[Data provided start]
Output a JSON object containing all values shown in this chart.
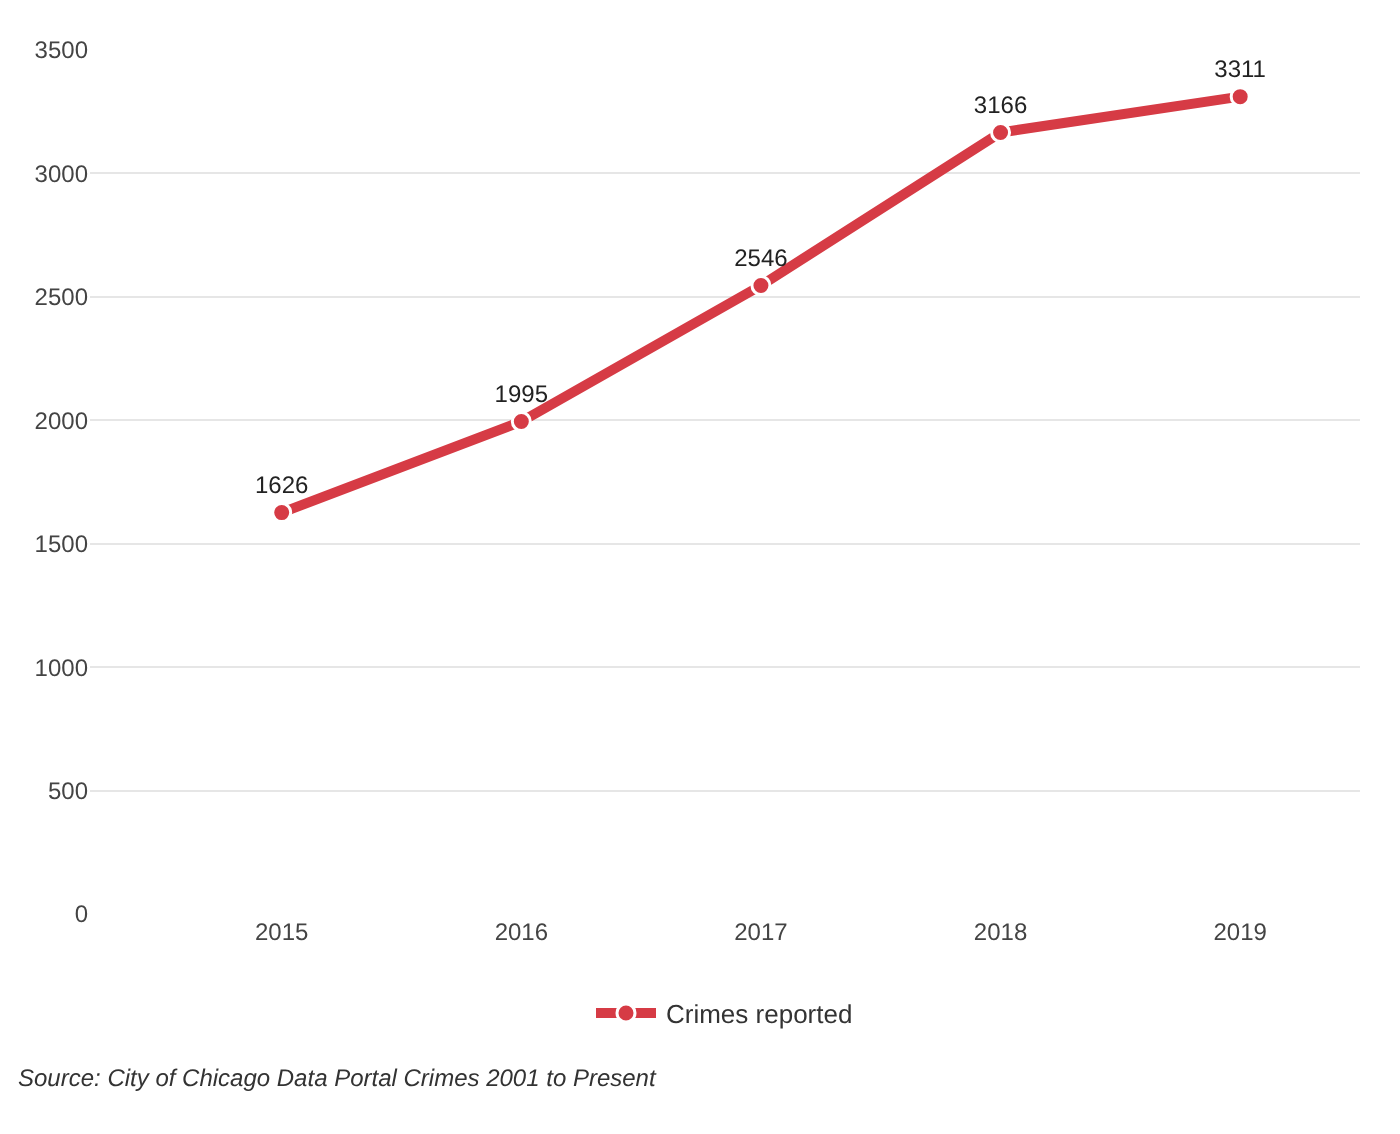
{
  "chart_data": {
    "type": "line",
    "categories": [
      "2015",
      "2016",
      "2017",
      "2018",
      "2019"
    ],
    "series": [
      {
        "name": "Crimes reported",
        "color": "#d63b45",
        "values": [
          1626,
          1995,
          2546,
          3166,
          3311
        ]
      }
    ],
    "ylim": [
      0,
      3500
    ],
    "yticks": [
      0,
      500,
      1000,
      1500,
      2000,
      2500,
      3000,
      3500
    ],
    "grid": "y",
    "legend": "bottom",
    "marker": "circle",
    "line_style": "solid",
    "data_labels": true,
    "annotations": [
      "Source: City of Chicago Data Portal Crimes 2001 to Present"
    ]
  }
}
[Data provided end]
Using the listing above, locate the lines that hold "Crimes" and copy each one.

▶ [Written solution]
        "name": "Crimes reported",
      "Source: City of Chicago Data Portal Crimes 2001 to Present"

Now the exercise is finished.